### THE RECORDS:

————

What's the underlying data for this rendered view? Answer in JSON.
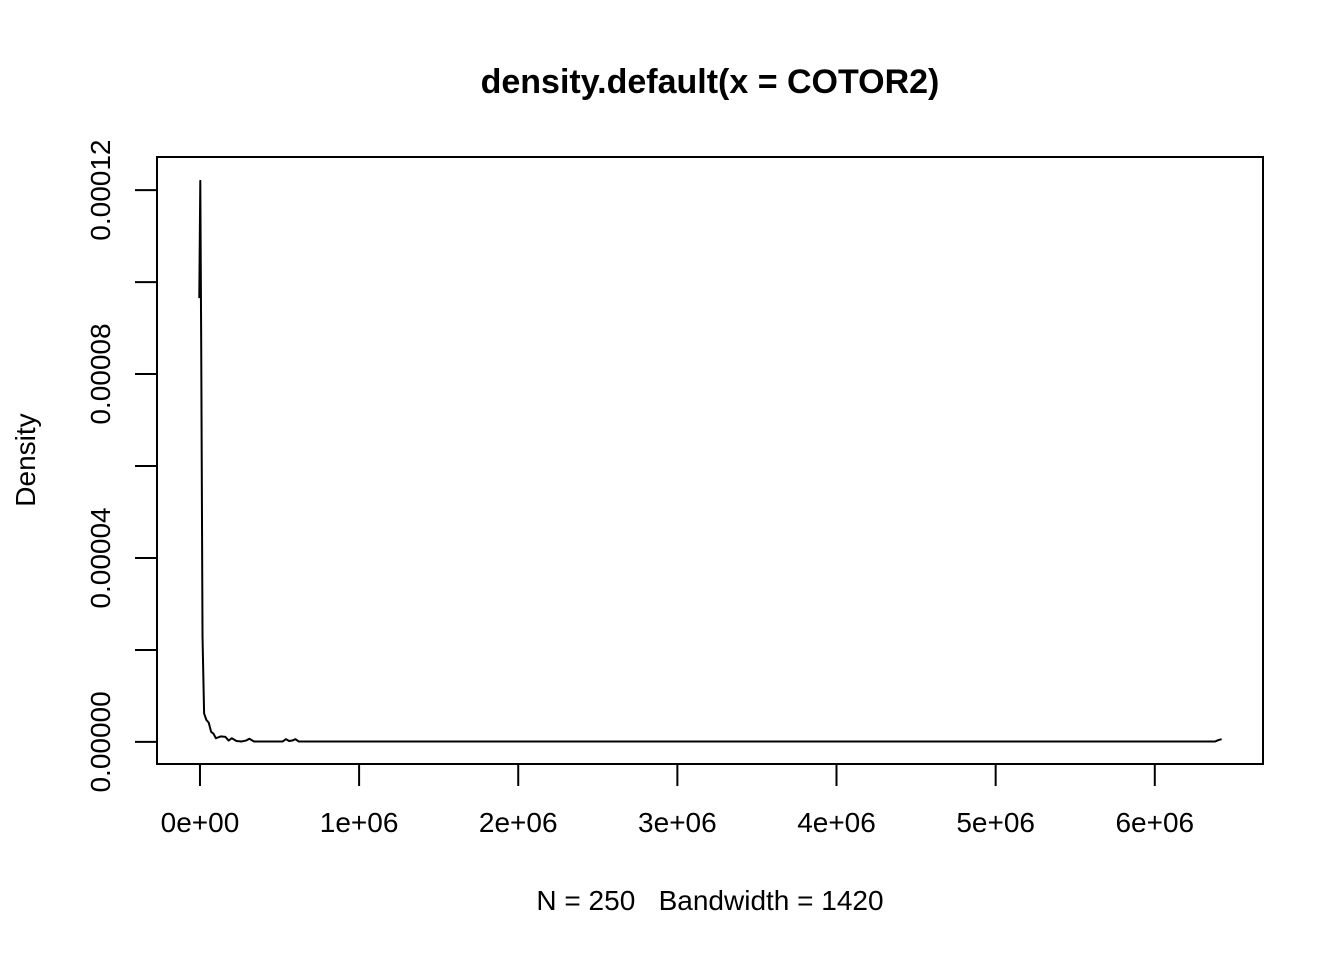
{
  "chart_data": {
    "type": "line",
    "title": "density.default(x = COTOR2)",
    "xlabel": "N = 250   Bandwidth = 1420",
    "ylabel": "Density",
    "xlim": [
      -270000,
      6680000
    ],
    "ylim": [
      -4.8e-06,
      0.0001272
    ],
    "x_ticks": [
      0,
      1000000,
      2000000,
      3000000,
      4000000,
      5000000,
      6000000
    ],
    "x_tick_labels": [
      "0e+00",
      "1e+06",
      "2e+06",
      "3e+06",
      "4e+06",
      "5e+06",
      "6e+06"
    ],
    "y_ticks": [
      0,
      2e-05,
      4e-05,
      6e-05,
      8e-05,
      0.0001,
      0.00012
    ],
    "y_tick_labels": [
      "0.00000",
      "",
      "0.00004",
      "",
      "0.00008",
      "",
      "0.00012"
    ],
    "grid": false,
    "series": [
      {
        "x": [
          -4300,
          2000,
          8000,
          16000,
          26000,
          40000,
          55000,
          70000,
          85000,
          100000,
          130000,
          160000,
          180000,
          200000,
          230000,
          260000,
          290000,
          310000,
          340000,
          380000,
          450000,
          520000,
          540000,
          560000,
          580000,
          600000,
          620000,
          650000,
          800000,
          1500000,
          3000000,
          5000000,
          6000000,
          6380000,
          6400000,
          6420000
        ],
        "y": [
          9.65e-05,
          0.000122,
          8.5e-05,
          2.3e-05,
          6.2e-06,
          4.8e-06,
          4.2e-06,
          2.2e-06,
          1.8e-06,
          8e-07,
          1.2e-06,
          1.1e-06,
          3e-07,
          8e-07,
          2e-07,
          1e-07,
          3e-07,
          7e-07,
          1e-07,
          1e-07,
          1e-07,
          1e-07,
          6e-07,
          2e-07,
          3e-07,
          6e-07,
          1e-07,
          1e-07,
          1e-07,
          1e-07,
          1e-07,
          1e-07,
          1e-07,
          1e-07,
          4e-07,
          6e-07
        ]
      }
    ]
  }
}
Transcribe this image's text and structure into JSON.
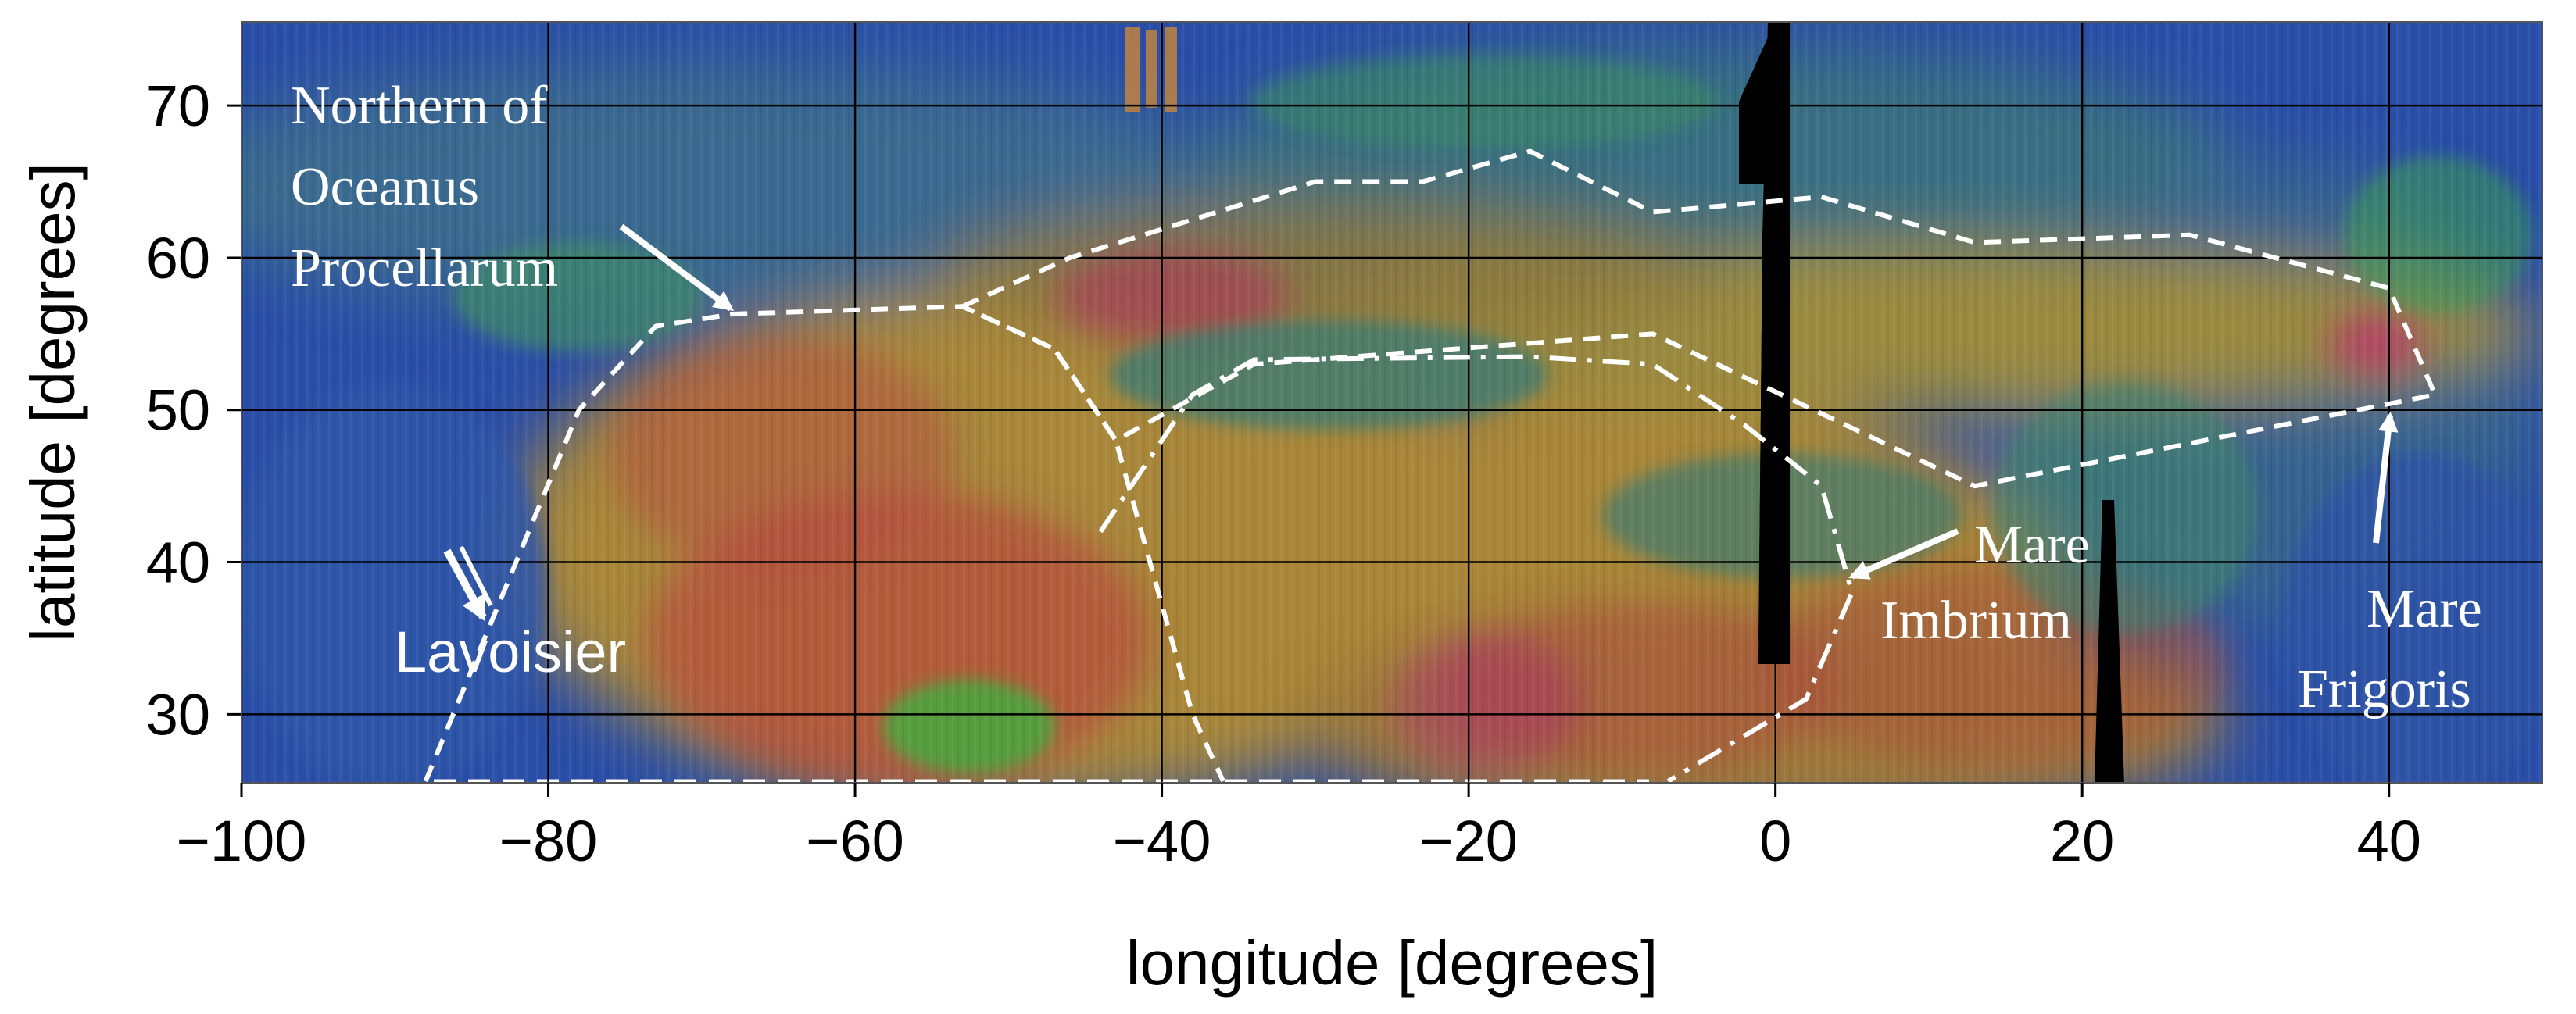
{
  "chart_data": {
    "type": "heatmap",
    "xlabel": "longitude [degrees]",
    "ylabel": "latitude [degrees]",
    "xlim": [
      -100,
      50
    ],
    "ylim": [
      25.5,
      75.5
    ],
    "x_ticks": [
      -100,
      -80,
      -60,
      -40,
      -20,
      0,
      20,
      40
    ],
    "y_ticks": [
      30,
      40,
      50,
      60,
      70
    ],
    "grid": true,
    "colors": {
      "background": "#2b4fa8",
      "mare_orange": "#b9892e",
      "red": "#b83a3a",
      "green": "#3aa84a",
      "teal": "#3f7d72",
      "outline": "#ffffff",
      "data_gap": "#000000"
    },
    "regions": [
      {
        "name": "Northern of Oceanus Procellarum",
        "label_lines": [
          "Northern of",
          "Oceanus",
          "Procellarum"
        ],
        "style": "dashed",
        "boundary": [
          [
            -88,
            25.6
          ],
          [
            -78,
            50
          ],
          [
            -73,
            55.5
          ],
          [
            -68,
            56.3
          ],
          [
            -53,
            56.8
          ],
          [
            -47,
            54
          ],
          [
            -43,
            48
          ],
          [
            -38,
            30
          ],
          [
            -36,
            25.6
          ]
        ]
      },
      {
        "name": "Mare Frigoris",
        "label_lines": [
          "Mare",
          "Frigoris"
        ],
        "style": "dashed",
        "boundary": [
          [
            -53,
            56.8
          ],
          [
            -46,
            60
          ],
          [
            -30,
            65
          ],
          [
            -23,
            65
          ],
          [
            -16,
            67
          ],
          [
            -8,
            63
          ],
          [
            3,
            64
          ],
          [
            13,
            61
          ],
          [
            27,
            61.5
          ],
          [
            40,
            58
          ],
          [
            43,
            51
          ],
          [
            13,
            45
          ],
          [
            -8,
            55
          ],
          [
            -34,
            53
          ],
          [
            -43,
            48
          ],
          [
            -47,
            54
          ],
          [
            -53,
            56.8
          ]
        ]
      },
      {
        "name": "Mare Imbrium",
        "label_lines": [
          "Mare",
          "Imbrium"
        ],
        "style": "dash-dot",
        "boundary": [
          [
            -44,
            42
          ],
          [
            -38,
            51
          ],
          [
            -34,
            53.3
          ],
          [
            -16,
            53.5
          ],
          [
            -8,
            53
          ],
          [
            -2,
            49
          ],
          [
            3,
            45
          ],
          [
            5,
            38
          ],
          [
            2,
            31
          ],
          [
            -7,
            25.6
          ]
        ]
      }
    ],
    "annotations": [
      {
        "text": "Lavoisier",
        "lon": -85,
        "lat": 35
      }
    ]
  }
}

————

### TASK GOAL:
Set down the lines of the records above exactly, apart from the pictures.

### EXERCISE RESPONSE:
What's the underlying data for this rendered view? Answer in JSON.
{
  "chart_data": {
    "type": "line",
    "title": "density.default(x = COTOR2)",
    "xlabel": "N = 250   Bandwidth = 1420",
    "ylabel": "Density",
    "xlim": [
      -270000,
      6680000
    ],
    "ylim": [
      -4.8e-06,
      0.0001272
    ],
    "x_ticks": [
      0,
      1000000,
      2000000,
      3000000,
      4000000,
      5000000,
      6000000
    ],
    "x_tick_labels": [
      "0e+00",
      "1e+06",
      "2e+06",
      "3e+06",
      "4e+06",
      "5e+06",
      "6e+06"
    ],
    "y_ticks": [
      0,
      2e-05,
      4e-05,
      6e-05,
      8e-05,
      0.0001,
      0.00012
    ],
    "y_tick_labels": [
      "0.00000",
      "",
      "0.00004",
      "",
      "0.00008",
      "",
      "0.00012"
    ],
    "grid": false,
    "series": [
      {
        "x": [
          -4300,
          2000,
          8000,
          16000,
          26000,
          40000,
          55000,
          70000,
          85000,
          100000,
          130000,
          160000,
          180000,
          200000,
          230000,
          260000,
          290000,
          310000,
          340000,
          380000,
          450000,
          520000,
          540000,
          560000,
          580000,
          600000,
          620000,
          650000,
          800000,
          1500000,
          3000000,
          5000000,
          6000000,
          6380000,
          6400000,
          6420000
        ],
        "y": [
          9.65e-05,
          0.000122,
          8.5e-05,
          2.3e-05,
          6.2e-06,
          4.8e-06,
          4.2e-06,
          2.2e-06,
          1.8e-06,
          8e-07,
          1.2e-06,
          1.1e-06,
          3e-07,
          8e-07,
          2e-07,
          1e-07,
          3e-07,
          7e-07,
          1e-07,
          1e-07,
          1e-07,
          1e-07,
          6e-07,
          2e-07,
          3e-07,
          6e-07,
          1e-07,
          1e-07,
          1e-07,
          1e-07,
          1e-07,
          1e-07,
          1e-07,
          1e-07,
          4e-07,
          6e-07
        ]
      }
    ]
  }
}
Transcribe this image's text and structure into JSON.
{
  "chart_data": {
    "type": "heatmap",
    "xlabel": "longitude [degrees]",
    "ylabel": "latitude [degrees]",
    "xlim": [
      -100,
      50
    ],
    "ylim": [
      25.5,
      75.5
    ],
    "x_ticks": [
      -100,
      -80,
      -60,
      -40,
      -20,
      0,
      20,
      40
    ],
    "y_ticks": [
      30,
      40,
      50,
      60,
      70
    ],
    "grid": true,
    "colors": {
      "background": "#2b4fa8",
      "mare_orange": "#b9892e",
      "red": "#b83a3a",
      "green": "#3aa84a",
      "teal": "#3f7d72",
      "outline": "#ffffff",
      "data_gap": "#000000"
    },
    "regions": [
      {
        "name": "Northern of Oceanus Procellarum",
        "label_lines": [
          "Northern of",
          "Oceanus",
          "Procellarum"
        ],
        "style": "dashed",
        "boundary": [
          [
            -88,
            25.6
          ],
          [
            -78,
            50
          ],
          [
            -73,
            55.5
          ],
          [
            -68,
            56.3
          ],
          [
            -53,
            56.8
          ],
          [
            -47,
            54
          ],
          [
            -43,
            48
          ],
          [
            -38,
            30
          ],
          [
            -36,
            25.6
          ]
        ]
      },
      {
        "name": "Mare Frigoris",
        "label_lines": [
          "Mare",
          "Frigoris"
        ],
        "style": "dashed",
        "boundary": [
          [
            -53,
            56.8
          ],
          [
            -46,
            60
          ],
          [
            -30,
            65
          ],
          [
            -23,
            65
          ],
          [
            -16,
            67
          ],
          [
            -8,
            63
          ],
          [
            3,
            64
          ],
          [
            13,
            61
          ],
          [
            27,
            61.5
          ],
          [
            40,
            58
          ],
          [
            43,
            51
          ],
          [
            13,
            45
          ],
          [
            -8,
            55
          ],
          [
            -34,
            53
          ],
          [
            -43,
            48
          ],
          [
            -47,
            54
          ],
          [
            -53,
            56.8
          ]
        ]
      },
      {
        "name": "Mare Imbrium",
        "label_lines": [
          "Mare",
          "Imbrium"
        ],
        "style": "dash-dot",
        "boundary": [
          [
            -44,
            42
          ],
          [
            -38,
            51
          ],
          [
            -34,
            53.3
          ],
          [
            -16,
            53.5
          ],
          [
            -8,
            53
          ],
          [
            -2,
            49
          ],
          [
            3,
            45
          ],
          [
            5,
            38
          ],
          [
            2,
            31
          ],
          [
            -7,
            25.6
          ]
        ]
      }
    ],
    "annotations": [
      {
        "text": "Lavoisier",
        "lon": -85,
        "lat": 35
      }
    ]
  }
}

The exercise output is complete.